Identify the lines that contain the word "minh" and copy each one.

**RECORDS TO PROCESS:**
○ ○ ○ ○

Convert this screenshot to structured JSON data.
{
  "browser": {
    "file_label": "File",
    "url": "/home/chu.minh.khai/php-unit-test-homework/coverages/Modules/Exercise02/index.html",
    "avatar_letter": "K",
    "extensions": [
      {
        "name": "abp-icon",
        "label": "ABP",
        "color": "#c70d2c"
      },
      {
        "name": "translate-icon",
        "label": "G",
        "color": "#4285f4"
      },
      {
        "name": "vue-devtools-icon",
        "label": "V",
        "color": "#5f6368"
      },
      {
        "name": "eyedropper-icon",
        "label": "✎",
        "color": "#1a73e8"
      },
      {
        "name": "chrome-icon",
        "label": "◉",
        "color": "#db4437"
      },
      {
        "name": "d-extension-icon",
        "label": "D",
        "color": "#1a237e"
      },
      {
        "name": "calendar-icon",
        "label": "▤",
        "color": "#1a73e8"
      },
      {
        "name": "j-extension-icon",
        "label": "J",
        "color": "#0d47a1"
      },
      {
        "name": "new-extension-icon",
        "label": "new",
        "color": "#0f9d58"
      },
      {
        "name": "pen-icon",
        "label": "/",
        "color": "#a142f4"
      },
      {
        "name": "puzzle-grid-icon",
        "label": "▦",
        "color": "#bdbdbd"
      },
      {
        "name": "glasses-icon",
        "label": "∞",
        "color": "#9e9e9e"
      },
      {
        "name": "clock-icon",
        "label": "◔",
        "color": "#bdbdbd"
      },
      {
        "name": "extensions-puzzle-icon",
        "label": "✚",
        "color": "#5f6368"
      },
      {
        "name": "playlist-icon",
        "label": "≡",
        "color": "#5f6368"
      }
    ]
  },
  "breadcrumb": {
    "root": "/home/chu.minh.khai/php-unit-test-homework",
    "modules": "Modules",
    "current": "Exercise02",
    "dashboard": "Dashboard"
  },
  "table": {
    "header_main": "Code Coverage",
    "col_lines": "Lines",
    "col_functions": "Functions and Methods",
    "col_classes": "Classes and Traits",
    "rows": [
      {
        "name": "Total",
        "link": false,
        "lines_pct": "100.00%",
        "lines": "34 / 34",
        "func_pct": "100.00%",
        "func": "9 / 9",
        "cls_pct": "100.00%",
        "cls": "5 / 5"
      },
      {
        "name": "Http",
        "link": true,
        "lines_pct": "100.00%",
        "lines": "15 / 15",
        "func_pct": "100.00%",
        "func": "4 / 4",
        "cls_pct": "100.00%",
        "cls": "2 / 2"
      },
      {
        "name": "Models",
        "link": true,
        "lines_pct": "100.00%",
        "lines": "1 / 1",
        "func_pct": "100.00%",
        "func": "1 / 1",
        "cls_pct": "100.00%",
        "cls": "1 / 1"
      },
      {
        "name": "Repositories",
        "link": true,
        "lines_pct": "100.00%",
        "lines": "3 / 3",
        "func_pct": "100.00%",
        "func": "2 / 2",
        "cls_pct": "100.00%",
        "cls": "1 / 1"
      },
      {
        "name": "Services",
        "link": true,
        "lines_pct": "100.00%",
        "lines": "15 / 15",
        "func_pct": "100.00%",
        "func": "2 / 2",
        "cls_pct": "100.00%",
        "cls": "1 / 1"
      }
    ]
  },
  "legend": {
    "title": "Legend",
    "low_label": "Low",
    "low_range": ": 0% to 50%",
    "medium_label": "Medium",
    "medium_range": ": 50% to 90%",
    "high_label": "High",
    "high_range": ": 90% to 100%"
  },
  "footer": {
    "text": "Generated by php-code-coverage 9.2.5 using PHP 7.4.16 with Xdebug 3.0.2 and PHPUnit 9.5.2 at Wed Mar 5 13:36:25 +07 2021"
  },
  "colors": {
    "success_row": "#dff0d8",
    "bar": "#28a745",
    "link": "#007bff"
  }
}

○ ○ ○ ○

**WRITTEN SOLUTION:**
    "url": "/home/chu.minh.khai/php-unit-test-homework/coverages/Modules/Exercise02/index.html",
    "root": "/home/chu.minh.khai/php-unit-test-homework",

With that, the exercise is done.